→ **DATA TO USE**
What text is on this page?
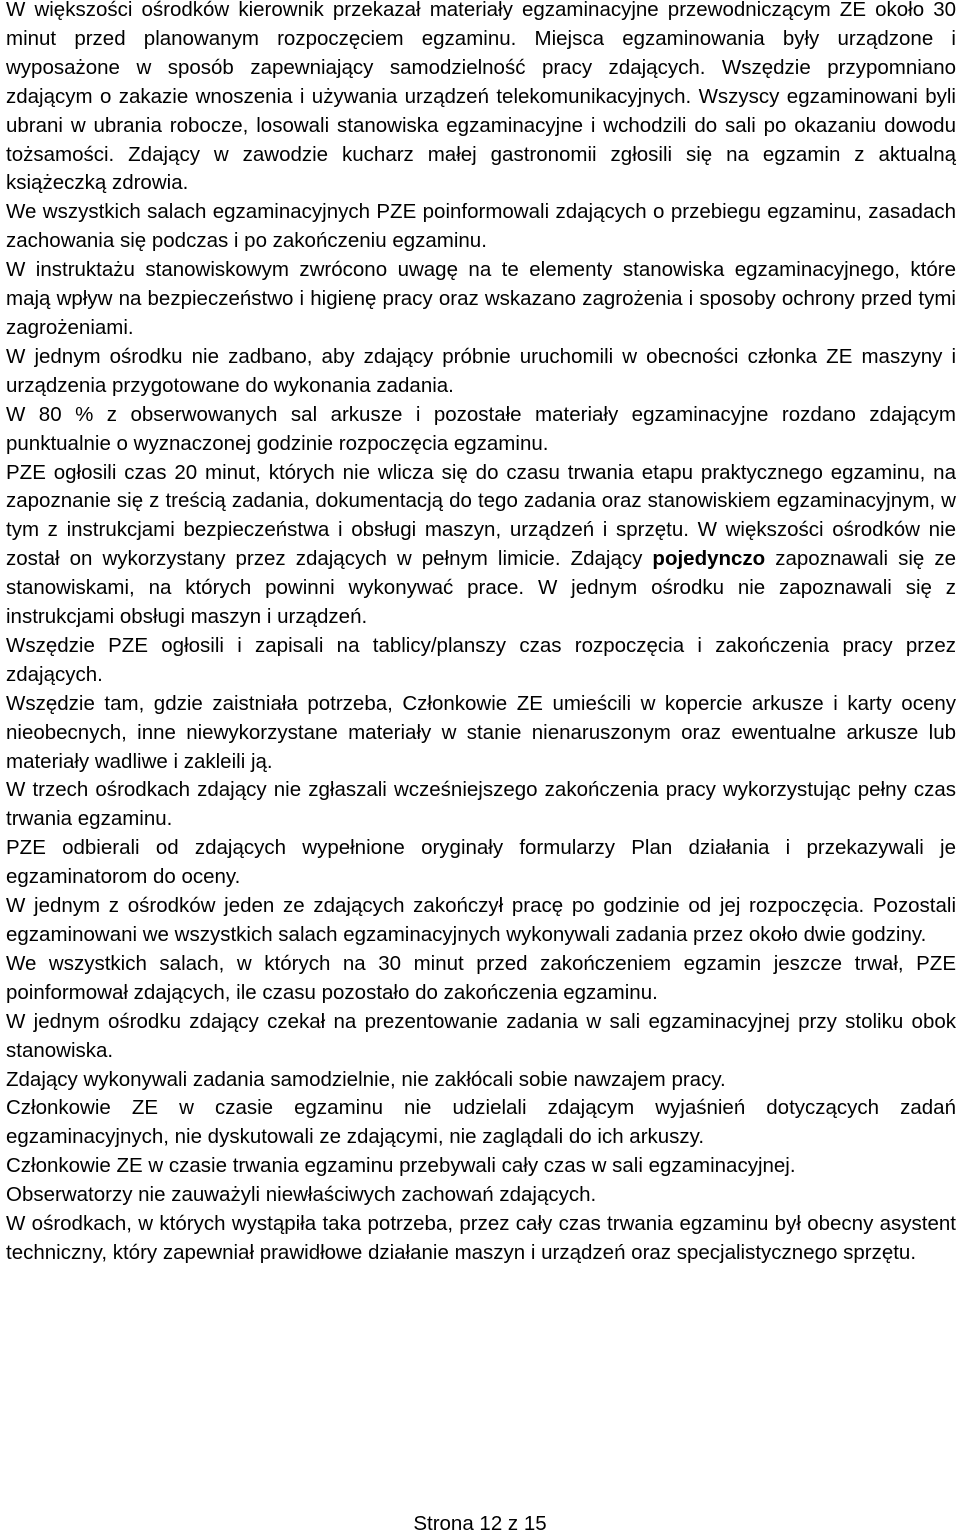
W większości ośrodków kierownik przekazał materiały egzaminacyjne przewodniczącym ZE około 30 minut przed planowanym rozpoczęciem egzaminu. Miejsca egzaminowania były urządzone i wyposażone w sposób zapewniający samodzielność pracy zdających. Wszędzie przypomniano zdającym o zakazie wnoszenia i używania urządzeń telekomunikacyjnych. Wszyscy egzaminowani byli ubrani w ubrania robocze, losowali stanowiska egzaminacyjne i wchodzili do sali po okazaniu dowodu tożsamości. Zdający w zawodzie kucharz małej gastronomii zgłosili się na egzamin z aktualną książeczką zdrowia.

We wszystkich salach egzaminacyjnych PZE poinformowali zdających o przebiegu egzaminu, zasadach zachowania się podczas i po zakończeniu egzaminu.

W instruktażu stanowiskowym zwrócono uwagę na te elementy stanowiska egzaminacyjnego, które mają wpływ na bezpieczeństwo i higienę pracy oraz wskazano zagrożenia i sposoby ochrony przed tymi zagrożeniami.

W jednym ośrodku nie zadbano, aby zdający próbnie uruchomili w obecności członka ZE maszyny i urządzenia przygotowane do wykonania zadania.

W 80 % z obserwowanych sal arkusze i pozostałe materiały egzaminacyjne rozdano zdającym punktualnie o wyznaczonej godzinie rozpoczęcia egzaminu.

PZE ogłosili czas 20 minut, których nie wlicza się do czasu trwania etapu praktycznego egzaminu, na zapoznanie się z treścią zadania, dokumentacją do tego zadania oraz stanowiskiem egzaminacyjnym, w tym z instrukcjami bezpieczeństwa i obsługi maszyn, urządzeń i sprzętu. W większości ośrodków nie został on wykorzystany przez zdających w pełnym limicie. Zdający pojedynczo zapoznawali się ze stanowiskami, na których powinni wykonywać prace. W jednym ośrodku nie zapoznawali się z instrukcjami obsługi maszyn i urządzeń.

Wszędzie PZE ogłosili i zapisali na tablicy/planszy czas rozpoczęcia i zakończenia pracy przez zdających.

Wszędzie tam, gdzie zaistniała potrzeba, Członkowie ZE umieścili w kopercie arkusze i karty oceny nieobecnych, inne niewykorzystane materiały w stanie nienaruszonym oraz ewentualne arkusze lub materiały wadliwe i zakleili ją.

W trzech ośrodkach zdający nie zgłaszali wcześniejszego zakończenia pracy wykorzystując pełny czas trwania egzaminu.

PZE odbierali od zdających wypełnione oryginały formularzy Plan działania i przekazywali je egzaminatorom do oceny.

W jednym z ośrodków jeden ze zdających zakończył pracę po godzinie od jej rozpoczęcia. Pozostali egzaminowani we wszystkich salach egzaminacyjnych wykonywali zadania przez około dwie godziny.

We wszystkich salach, w których na 30 minut przed zakończeniem egzamin jeszcze trwał, PZE poinformował zdających, ile czasu pozostało do zakończenia egzaminu.

W jednym ośrodku zdający czekał na prezentowanie zadania w sali egzaminacyjnej przy stoliku obok stanowiska.

Zdający wykonywali zadania samodzielnie, nie zakłócali sobie nawzajem pracy.

Członkowie ZE w czasie egzaminu nie udzielali zdającym wyjaśnień dotyczących zadań egzaminacyjnych, nie dyskutowali ze zdającymi, nie zaglądali do ich arkuszy.

Członkowie ZE w czasie trwania egzaminu przebywali cały czas w sali egzaminacyjnej.

Obserwatorzy nie zauważyli niewłaściwych zachowań zdających.

W ośrodkach, w których wystąpiła taka potrzeba, przez cały czas trwania egzaminu był obecny asystent techniczny, który zapewniał prawidłowe działanie maszyn i urządzeń oraz specjalistycznego sprzętu.

Strona 12 z 15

→ **GIVEN REQUEST**
Omit the images and transcribe all of the records above word for word.

→ **WRITTEN SOLUTION**
What text is on this page?
W większości ośrodków kierownik przekazał materiały egzaminacyjne przewodniczącym ZE około 30 minut przed planowanym rozpoczęciem egzaminu. Miejsca egzaminowania były urządzone i wyposażone w sposób zapewniający samodzielność pracy zdających. Wszędzie przypomniano zdającym o zakazie wnoszenia i używania urządzeń telekomunikacyjnych. Wszyscy egzaminowani byli ubrani w ubrania robocze, losowali stanowiska egzaminacyjne i wchodzili do sali po okazaniu dowodu tożsamości. Zdający w zawodzie kucharz małej gastronomii zgłosili się na egzamin z aktualną książeczką zdrowia.

We wszystkich salach egzaminacyjnych PZE poinformowali zdających o przebiegu egzaminu, zasadach zachowania się podczas i po zakończeniu egzaminu.

W instruktażu stanowiskowym zwrócono uwagę na te elementy stanowiska egzaminacyjnego, które mają wpływ na bezpieczeństwo i higienę pracy oraz wskazano zagrożenia i sposoby ochrony przed tymi zagrożeniami.

W jednym ośrodku nie zadbano, aby zdający próbnie uruchomili w obecności członka ZE maszyny i urządzenia przygotowane do wykonania zadania.

W 80 % z obserwowanych sal arkusze i pozostałe materiały egzaminacyjne rozdano zdającym punktualnie o wyznaczonej godzinie rozpoczęcia egzaminu.

PZE ogłosili czas 20 minut, których nie wlicza się do czasu trwania etapu praktycznego egzaminu, na zapoznanie się z treścią zadania, dokumentacją do tego zadania oraz stanowiskiem egzaminacyjnym, w tym z instrukcjami bezpieczeństwa i obsługi maszyn, urządzeń i sprzętu. W większości ośrodków nie został on wykorzystany przez zdających w pełnym limicie. Zdający pojedynczo zapoznawali się ze stanowiskami, na których powinni wykonywać prace. W jednym ośrodku nie zapoznawali się z instrukcjami obsługi maszyn i urządzeń.

Wszędzie PZE ogłosili i zapisali na tablicy/planszy czas rozpoczęcia i zakończenia pracy przez zdających.

Wszędzie tam, gdzie zaistniała potrzeba, Członkowie ZE umieścili w kopercie arkusze i karty oceny nieobecnych, inne niewykorzystane materiały w stanie nienaruszonym oraz ewentualne arkusze lub materiały wadliwe i zakleili ją.

W trzech ośrodkach zdający nie zgłaszali wcześniejszego zakończenia pracy wykorzystując pełny czas trwania egzaminu.

PZE odbierali od zdających wypełnione oryginały formularzy Plan działania i przekazywali je egzaminatorom do oceny.

W jednym z ośrodków jeden ze zdających zakończył pracę po godzinie od jej rozpoczęcia. Pozostali egzaminowani we wszystkich salach egzaminacyjnych wykonywali zadania przez około dwie godziny.

We wszystkich salach, w których na 30 minut przed zakończeniem egzamin jeszcze trwał, PZE poinformował zdających, ile czasu pozostało do zakończenia egzaminu.

W jednym ośrodku zdający czekał na prezentowanie zadania w sali egzaminacyjnej przy stoliku obok stanowiska.

Zdający wykonywali zadania samodzielnie, nie zakłócali sobie nawzajem pracy.

Członkowie ZE w czasie egzaminu nie udzielali zdającym wyjaśnień dotyczących zadań egzaminacyjnych, nie dyskutowali ze zdającymi, nie zaglądali do ich arkuszy.

Członkowie ZE w czasie trwania egzaminu przebywali cały czas w sali egzaminacyjnej.

Obserwatorzy nie zauważyli niewłaściwych zachowań zdających.

W ośrodkach, w których wystąpiła taka potrzeba, przez cały czas trwania egzaminu był obecny asystent techniczny, który zapewniał prawidłowe działanie maszyn i urządzeń oraz specjalistycznego sprzętu.

Strona 12 z 15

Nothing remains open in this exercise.